** START OF SOURCE DATA **
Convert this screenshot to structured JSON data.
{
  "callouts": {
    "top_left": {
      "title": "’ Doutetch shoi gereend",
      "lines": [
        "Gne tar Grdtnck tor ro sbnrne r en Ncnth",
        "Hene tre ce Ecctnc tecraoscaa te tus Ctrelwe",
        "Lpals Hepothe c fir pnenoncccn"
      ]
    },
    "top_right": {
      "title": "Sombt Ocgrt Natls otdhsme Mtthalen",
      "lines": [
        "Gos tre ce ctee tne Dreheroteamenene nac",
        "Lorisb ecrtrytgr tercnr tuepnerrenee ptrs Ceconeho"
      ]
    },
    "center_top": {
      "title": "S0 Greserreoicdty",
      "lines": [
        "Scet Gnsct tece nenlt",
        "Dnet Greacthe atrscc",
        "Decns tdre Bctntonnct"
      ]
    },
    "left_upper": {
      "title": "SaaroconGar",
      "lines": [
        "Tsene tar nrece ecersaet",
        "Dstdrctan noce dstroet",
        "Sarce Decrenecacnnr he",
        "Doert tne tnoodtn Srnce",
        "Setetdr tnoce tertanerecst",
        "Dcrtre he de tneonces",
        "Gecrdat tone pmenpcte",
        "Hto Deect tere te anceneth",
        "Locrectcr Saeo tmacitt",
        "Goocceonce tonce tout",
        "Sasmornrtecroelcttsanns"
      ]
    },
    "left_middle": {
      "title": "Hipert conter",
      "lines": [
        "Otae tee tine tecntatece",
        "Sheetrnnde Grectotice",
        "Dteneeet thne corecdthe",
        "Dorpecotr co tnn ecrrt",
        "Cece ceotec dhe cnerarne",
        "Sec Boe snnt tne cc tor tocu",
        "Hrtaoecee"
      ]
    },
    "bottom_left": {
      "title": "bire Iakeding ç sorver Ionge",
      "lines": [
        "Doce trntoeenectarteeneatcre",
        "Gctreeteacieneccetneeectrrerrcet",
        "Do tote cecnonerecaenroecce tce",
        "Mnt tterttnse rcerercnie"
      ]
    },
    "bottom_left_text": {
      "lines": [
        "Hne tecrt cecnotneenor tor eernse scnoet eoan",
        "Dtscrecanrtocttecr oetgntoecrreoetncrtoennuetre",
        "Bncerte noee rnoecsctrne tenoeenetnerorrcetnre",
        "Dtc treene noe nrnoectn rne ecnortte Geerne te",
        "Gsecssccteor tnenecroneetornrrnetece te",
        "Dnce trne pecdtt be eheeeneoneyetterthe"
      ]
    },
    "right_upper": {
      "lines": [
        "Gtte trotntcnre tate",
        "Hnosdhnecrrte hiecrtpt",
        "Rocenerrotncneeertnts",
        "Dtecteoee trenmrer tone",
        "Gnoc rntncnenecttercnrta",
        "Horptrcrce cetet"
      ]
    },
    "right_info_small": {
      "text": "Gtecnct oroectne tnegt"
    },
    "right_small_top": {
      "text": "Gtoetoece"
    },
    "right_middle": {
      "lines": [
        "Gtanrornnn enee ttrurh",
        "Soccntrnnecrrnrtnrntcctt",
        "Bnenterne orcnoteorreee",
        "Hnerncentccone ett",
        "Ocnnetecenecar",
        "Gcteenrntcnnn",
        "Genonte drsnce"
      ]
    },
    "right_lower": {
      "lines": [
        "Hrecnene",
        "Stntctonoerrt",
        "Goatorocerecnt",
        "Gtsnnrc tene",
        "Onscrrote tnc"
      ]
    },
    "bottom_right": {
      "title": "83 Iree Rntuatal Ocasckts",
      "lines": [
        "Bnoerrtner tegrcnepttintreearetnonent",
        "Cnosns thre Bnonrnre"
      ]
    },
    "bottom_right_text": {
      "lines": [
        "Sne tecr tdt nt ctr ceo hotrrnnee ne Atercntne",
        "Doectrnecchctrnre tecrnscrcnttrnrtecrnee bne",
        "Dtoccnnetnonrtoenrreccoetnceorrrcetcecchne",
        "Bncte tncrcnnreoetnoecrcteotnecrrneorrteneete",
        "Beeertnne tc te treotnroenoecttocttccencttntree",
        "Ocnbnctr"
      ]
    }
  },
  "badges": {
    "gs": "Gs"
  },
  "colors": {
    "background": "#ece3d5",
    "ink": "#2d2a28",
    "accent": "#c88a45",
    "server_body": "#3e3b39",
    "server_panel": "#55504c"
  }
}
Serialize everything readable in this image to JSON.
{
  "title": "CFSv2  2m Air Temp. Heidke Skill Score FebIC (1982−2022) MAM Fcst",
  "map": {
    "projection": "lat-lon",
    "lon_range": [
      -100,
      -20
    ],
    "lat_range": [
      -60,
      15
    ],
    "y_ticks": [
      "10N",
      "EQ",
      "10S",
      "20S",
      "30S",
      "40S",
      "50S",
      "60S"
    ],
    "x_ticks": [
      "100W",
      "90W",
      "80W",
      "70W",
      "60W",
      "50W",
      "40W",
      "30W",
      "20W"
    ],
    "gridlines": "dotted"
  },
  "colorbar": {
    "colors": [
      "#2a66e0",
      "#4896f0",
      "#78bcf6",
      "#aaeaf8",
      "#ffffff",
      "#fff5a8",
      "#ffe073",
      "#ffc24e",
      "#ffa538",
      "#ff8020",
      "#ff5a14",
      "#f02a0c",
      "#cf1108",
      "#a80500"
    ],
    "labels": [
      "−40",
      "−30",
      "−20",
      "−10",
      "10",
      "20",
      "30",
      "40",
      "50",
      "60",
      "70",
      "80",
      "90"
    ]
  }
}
** END OF SOURCE DATA **
- _WHAT THE TASK ASKS_: Reproduce the entries above in full, verbatim.

- _TASK ANSWER_:
Convert this screenshot to structured JSON data.
{
  "callouts": {
    "top_left": {
      "title": "’ Doutetch shoi gereend",
      "lines": [
        "Gne tar Grdtnck tor ro sbnrne r en Ncnth",
        "Hene tre ce Ecctnc tecraoscaa te tus Ctrelwe",
        "Lpals Hepothe c fir pnenoncccn"
      ]
    },
    "top_right": {
      "title": "Sombt Ocgrt Natls otdhsme Mtthalen",
      "lines": [
        "Gos tre ce ctee tne Dreheroteamenene nac",
        "Lorisb ecrtrytgr tercnr tuepnerrenee ptrs Ceconeho"
      ]
    },
    "center_top": {
      "title": "S0 Greserreoicdty",
      "lines": [
        "Scet Gnsct tece nenlt",
        "Dnet Greacthe atrscc",
        "Decns tdre Bctntonnct"
      ]
    },
    "left_upper": {
      "title": "SaaroconGar",
      "lines": [
        "Tsene tar nrece ecersaet",
        "Dstdrctan noce dstroet",
        "Sarce Decrenecacnnr he",
        "Doert tne tnoodtn Srnce",
        "Setetdr tnoce tertanerecst",
        "Dcrtre he de tneonces",
        "Gecrdat tone pmenpcte",
        "Hto Deect tere te anceneth",
        "Locrectcr Saeo tmacitt",
        "Goocceonce tonce tout",
        "Sasmornrtecroelcttsanns"
      ]
    },
    "left_middle": {
      "title": "Hipert conter",
      "lines": [
        "Otae tee tine tecntatece",
        "Sheetrnnde Grectotice",
        "Dteneeet thne corecdthe",
        "Dorpecotr co tnn ecrrt",
        "Cece ceotec dhe cnerarne",
        "Sec Boe snnt tne cc tor tocu",
        "Hrtaoecee"
      ]
    },
    "bottom_left": {
      "title": "bire Iakeding ç sorver Ionge",
      "lines": [
        "Doce trntoeenectarteeneatcre",
        "Gctreeteacieneccetneeectrrerrcet",
        "Do tote cecnonerecaenroecce tce",
        "Mnt tterttnse rcerercnie"
      ]
    },
    "bottom_left_text": {
      "lines": [
        "Hne tecrt cecnotneenor tor eernse scnoet eoan",
        "Dtscrecanrtocttecr oetgntoecrreoetncrtoennuetre",
        "Bncerte noee rnoecsctrne tenoeenetnerorrcetnre",
        "Dtc treene noe nrnoectn rne ecnortte Geerne te",
        "Gsecssccteor tnenecroneetornrrnetece te",
        "Dnce trne pecdtt be eheeeneoneyetterthe"
      ]
    },
    "right_upper": {
      "lines": [
        "Gtte trotntcnre tate",
        "Hnosdhnecrrte hiecrtpt",
        "Rocenerrotncneeertnts",
        "Dtecteoee trenmrer tone",
        "Gnoc rntncnenecttercnrta",
        "Horptrcrce cetet"
      ]
    },
    "right_info_small": {
      "text": "Gtecnct oroectne tnegt"
    },
    "right_small_top": {
      "text": "Gtoetoece"
    },
    "right_middle": {
      "lines": [
        "Gtanrornnn enee ttrurh",
        "Soccntrnnecrrnrtnrntcctt",
        "Bnenterne orcnoteorreee",
        "Hnerncentccone ett",
        "Ocnnetecenecar",
        "Gcteenrntcnnn",
        "Genonte drsnce"
      ]
    },
    "right_lower": {
      "lines": [
        "Hrecnene",
        "Stntctonoerrt",
        "Goatorocerecnt",
        "Gtsnnrc tene",
        "Onscrrote tnc"
      ]
    },
    "bottom_right": {
      "title": "83 Iree Rntuatal Ocasckts",
      "lines": [
        "Bnoerrtner tegrcnepttintreearetnonent",
        "Cnosns thre Bnonrnre"
      ]
    },
    "bottom_right_text": {
      "lines": [
        "Sne tecr tdt nt ctr ceo hotrrnnee ne Atercntne",
        "Doectrnecchctrnre tecrnscrcnttrnrtecrnee bne",
        "Dtoccnnetnonrtoenrreccoetnceorrrcetcecchne",
        "Bncte tncrcnnreoetnoecrcteotnecrrneorrteneete",
        "Beeertnne tc te treotnroenoecttocttccencttntree",
        "Ocnbnctr"
      ]
    }
  },
  "badges": {
    "gs": "Gs"
  },
  "colors": {
    "background": "#ece3d5",
    "ink": "#2d2a28",
    "accent": "#c88a45",
    "server_body": "#3e3b39",
    "server_panel": "#55504c"
  }
}
Serialize everything readable in this image to JSON.
{
  "title": "CFSv2  2m Air Temp. Heidke Skill Score FebIC (1982−2022) MAM Fcst",
  "map": {
    "projection": "lat-lon",
    "lon_range": [
      -100,
      -20
    ],
    "lat_range": [
      -60,
      15
    ],
    "y_ticks": [
      "10N",
      "EQ",
      "10S",
      "20S",
      "30S",
      "40S",
      "50S",
      "60S"
    ],
    "x_ticks": [
      "100W",
      "90W",
      "80W",
      "70W",
      "60W",
      "50W",
      "40W",
      "30W",
      "20W"
    ],
    "gridlines": "dotted"
  },
  "colorbar": {
    "colors": [
      "#2a66e0",
      "#4896f0",
      "#78bcf6",
      "#aaeaf8",
      "#ffffff",
      "#fff5a8",
      "#ffe073",
      "#ffc24e",
      "#ffa538",
      "#ff8020",
      "#ff5a14",
      "#f02a0c",
      "#cf1108",
      "#a80500"
    ],
    "labels": [
      "−40",
      "−30",
      "−20",
      "−10",
      "10",
      "20",
      "30",
      "40",
      "50",
      "60",
      "70",
      "80",
      "90"
    ]
  }
}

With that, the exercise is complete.